* Goal
Write out the material again word for word, dropping any images it holds.

Collected data entries:
________________________

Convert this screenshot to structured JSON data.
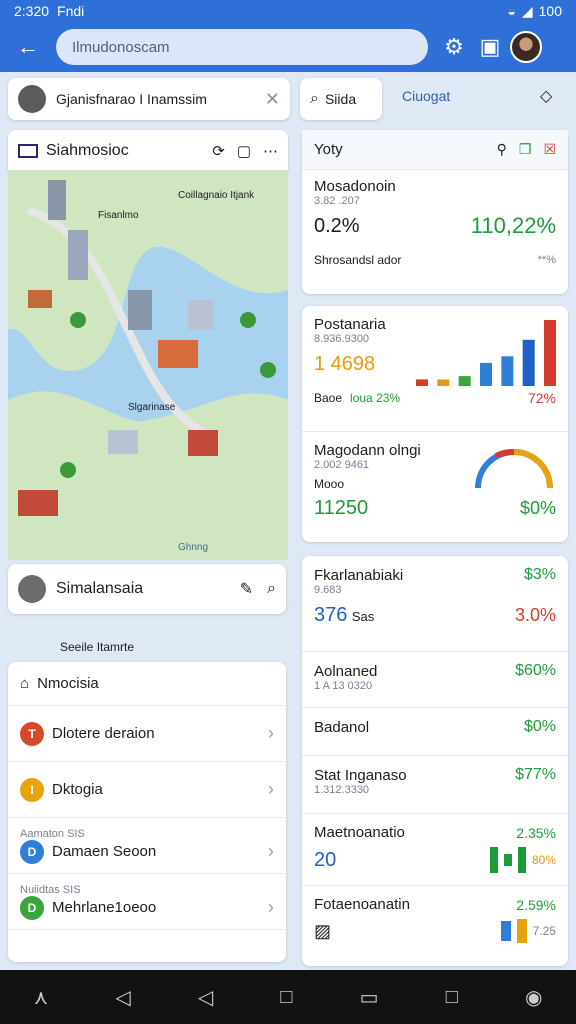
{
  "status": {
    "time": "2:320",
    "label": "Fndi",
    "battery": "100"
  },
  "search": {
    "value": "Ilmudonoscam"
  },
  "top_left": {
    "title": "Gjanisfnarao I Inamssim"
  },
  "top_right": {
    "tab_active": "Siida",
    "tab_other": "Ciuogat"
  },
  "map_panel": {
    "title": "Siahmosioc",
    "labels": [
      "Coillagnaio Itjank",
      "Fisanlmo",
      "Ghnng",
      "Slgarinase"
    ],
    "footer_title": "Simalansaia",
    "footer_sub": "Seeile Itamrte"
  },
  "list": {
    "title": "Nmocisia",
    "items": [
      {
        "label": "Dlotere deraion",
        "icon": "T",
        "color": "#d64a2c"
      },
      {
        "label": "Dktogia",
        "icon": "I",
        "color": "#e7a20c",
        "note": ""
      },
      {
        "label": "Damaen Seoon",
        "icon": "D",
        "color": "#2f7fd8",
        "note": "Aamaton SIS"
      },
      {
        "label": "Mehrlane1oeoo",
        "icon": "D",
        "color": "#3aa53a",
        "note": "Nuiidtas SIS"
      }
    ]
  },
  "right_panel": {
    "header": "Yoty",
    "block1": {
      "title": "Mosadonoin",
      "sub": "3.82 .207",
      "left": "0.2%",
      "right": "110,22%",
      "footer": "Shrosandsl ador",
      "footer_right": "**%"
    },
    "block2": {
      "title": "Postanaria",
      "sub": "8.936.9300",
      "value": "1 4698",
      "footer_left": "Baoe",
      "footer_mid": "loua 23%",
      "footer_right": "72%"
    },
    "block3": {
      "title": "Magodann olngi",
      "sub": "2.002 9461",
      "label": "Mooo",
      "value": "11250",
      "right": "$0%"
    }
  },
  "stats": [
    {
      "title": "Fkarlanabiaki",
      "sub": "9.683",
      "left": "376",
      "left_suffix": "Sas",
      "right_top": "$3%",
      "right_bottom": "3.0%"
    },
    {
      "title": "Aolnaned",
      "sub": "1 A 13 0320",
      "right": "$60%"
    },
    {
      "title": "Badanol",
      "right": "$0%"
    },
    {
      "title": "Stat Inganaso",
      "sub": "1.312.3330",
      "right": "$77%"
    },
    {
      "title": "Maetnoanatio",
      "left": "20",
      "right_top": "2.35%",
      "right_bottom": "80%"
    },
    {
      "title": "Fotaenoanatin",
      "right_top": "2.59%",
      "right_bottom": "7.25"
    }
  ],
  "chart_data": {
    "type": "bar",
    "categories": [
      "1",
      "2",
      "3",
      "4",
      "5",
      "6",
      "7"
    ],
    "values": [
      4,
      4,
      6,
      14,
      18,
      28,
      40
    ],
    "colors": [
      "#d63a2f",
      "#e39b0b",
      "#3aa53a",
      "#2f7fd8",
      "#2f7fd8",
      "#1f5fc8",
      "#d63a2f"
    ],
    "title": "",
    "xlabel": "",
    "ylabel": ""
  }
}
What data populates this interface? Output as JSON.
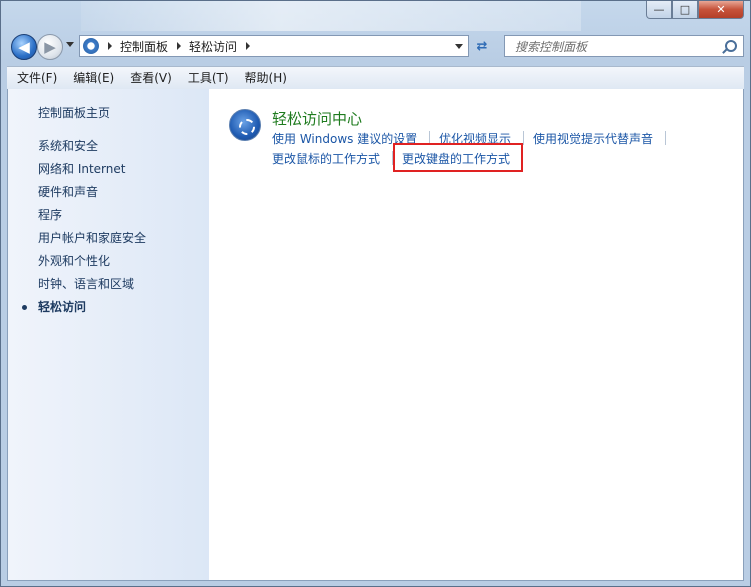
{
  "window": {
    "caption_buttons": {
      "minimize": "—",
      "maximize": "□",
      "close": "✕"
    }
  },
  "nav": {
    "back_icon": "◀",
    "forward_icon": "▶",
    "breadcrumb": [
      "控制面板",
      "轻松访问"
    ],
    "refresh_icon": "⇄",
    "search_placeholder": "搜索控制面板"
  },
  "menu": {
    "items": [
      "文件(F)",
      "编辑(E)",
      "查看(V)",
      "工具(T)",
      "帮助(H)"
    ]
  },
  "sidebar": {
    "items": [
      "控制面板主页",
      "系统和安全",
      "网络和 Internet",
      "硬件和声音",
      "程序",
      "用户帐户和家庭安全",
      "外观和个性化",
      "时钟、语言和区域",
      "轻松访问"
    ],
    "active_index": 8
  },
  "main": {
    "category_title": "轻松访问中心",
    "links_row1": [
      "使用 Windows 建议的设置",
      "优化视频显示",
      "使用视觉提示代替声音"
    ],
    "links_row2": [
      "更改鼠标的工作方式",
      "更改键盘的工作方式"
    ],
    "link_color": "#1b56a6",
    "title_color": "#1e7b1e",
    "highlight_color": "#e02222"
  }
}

________________________

* Written answer
Convert this screenshot to structured JSON data.
{
  "status": {
    "time": "2:320",
    "label": "Fndi",
    "battery": "100"
  },
  "search": {
    "value": "Ilmudonoscam"
  },
  "top_left": {
    "title": "Gjanisfnarao I Inamssim"
  },
  "top_right": {
    "tab_active": "Siida",
    "tab_other": "Ciuogat"
  },
  "map_panel": {
    "title": "Siahmosioc",
    "labels": [
      "Coillagnaio Itjank",
      "Fisanlmo",
      "Ghnng",
      "Slgarinase"
    ],
    "footer_title": "Simalansaia",
    "footer_sub": "Seeile Itamrte"
  },
  "list": {
    "title": "Nmocisia",
    "items": [
      {
        "label": "Dlotere deraion",
        "icon": "T",
        "color": "#d64a2c"
      },
      {
        "label": "Dktogia",
        "icon": "I",
        "color": "#e7a20c",
        "note": ""
      },
      {
        "label": "Damaen Seoon",
        "icon": "D",
        "color": "#2f7fd8",
        "note": "Aamaton SIS"
      },
      {
        "label": "Mehrlane1oeoo",
        "icon": "D",
        "color": "#3aa53a",
        "note": "Nuiidtas SIS"
      }
    ]
  },
  "right_panel": {
    "header": "Yoty",
    "block1": {
      "title": "Mosadonoin",
      "sub": "3.82 .207",
      "left": "0.2%",
      "right": "110,22%",
      "footer": "Shrosandsl ador",
      "footer_right": "**%"
    },
    "block2": {
      "title": "Postanaria",
      "sub": "8.936.9300",
      "value": "1 4698",
      "footer_left": "Baoe",
      "footer_mid": "loua 23%",
      "footer_right": "72%"
    },
    "block3": {
      "title": "Magodann olngi",
      "sub": "2.002 9461",
      "label": "Mooo",
      "value": "11250",
      "right": "$0%"
    }
  },
  "stats": [
    {
      "title": "Fkarlanabiaki",
      "sub": "9.683",
      "left": "376",
      "left_suffix": "Sas",
      "right_top": "$3%",
      "right_bottom": "3.0%"
    },
    {
      "title": "Aolnaned",
      "sub": "1 A 13 0320",
      "right": "$60%"
    },
    {
      "title": "Badanol",
      "right": "$0%"
    },
    {
      "title": "Stat Inganaso",
      "sub": "1.312.3330",
      "right": "$77%"
    },
    {
      "title": "Maetnoanatio",
      "left": "20",
      "right_top": "2.35%",
      "right_bottom": "80%"
    },
    {
      "title": "Fotaenoanatin",
      "right_top": "2.59%",
      "right_bottom": "7.25"
    }
  ],
  "chart_data": {
    "type": "bar",
    "categories": [
      "1",
      "2",
      "3",
      "4",
      "5",
      "6",
      "7"
    ],
    "values": [
      4,
      4,
      6,
      14,
      18,
      28,
      40
    ],
    "colors": [
      "#d63a2f",
      "#e39b0b",
      "#3aa53a",
      "#2f7fd8",
      "#2f7fd8",
      "#1f5fc8",
      "#d63a2f"
    ],
    "title": "",
    "xlabel": "",
    "ylabel": ""
  }
}
What data populates this interface? Output as JSON.
{
  "window": {
    "caption_buttons": {
      "minimize": "—",
      "maximize": "□",
      "close": "✕"
    }
  },
  "nav": {
    "back_icon": "◀",
    "forward_icon": "▶",
    "breadcrumb": [
      "控制面板",
      "轻松访问"
    ],
    "refresh_icon": "⇄",
    "search_placeholder": "搜索控制面板"
  },
  "menu": {
    "items": [
      "文件(F)",
      "编辑(E)",
      "查看(V)",
      "工具(T)",
      "帮助(H)"
    ]
  },
  "sidebar": {
    "items": [
      "控制面板主页",
      "系统和安全",
      "网络和 Internet",
      "硬件和声音",
      "程序",
      "用户帐户和家庭安全",
      "外观和个性化",
      "时钟、语言和区域",
      "轻松访问"
    ],
    "active_index": 8
  },
  "main": {
    "category_title": "轻松访问中心",
    "links_row1": [
      "使用 Windows 建议的设置",
      "优化视频显示",
      "使用视觉提示代替声音"
    ],
    "links_row2": [
      "更改鼠标的工作方式",
      "更改键盘的工作方式"
    ],
    "link_color": "#1b56a6",
    "title_color": "#1e7b1e",
    "highlight_color": "#e02222"
  }
}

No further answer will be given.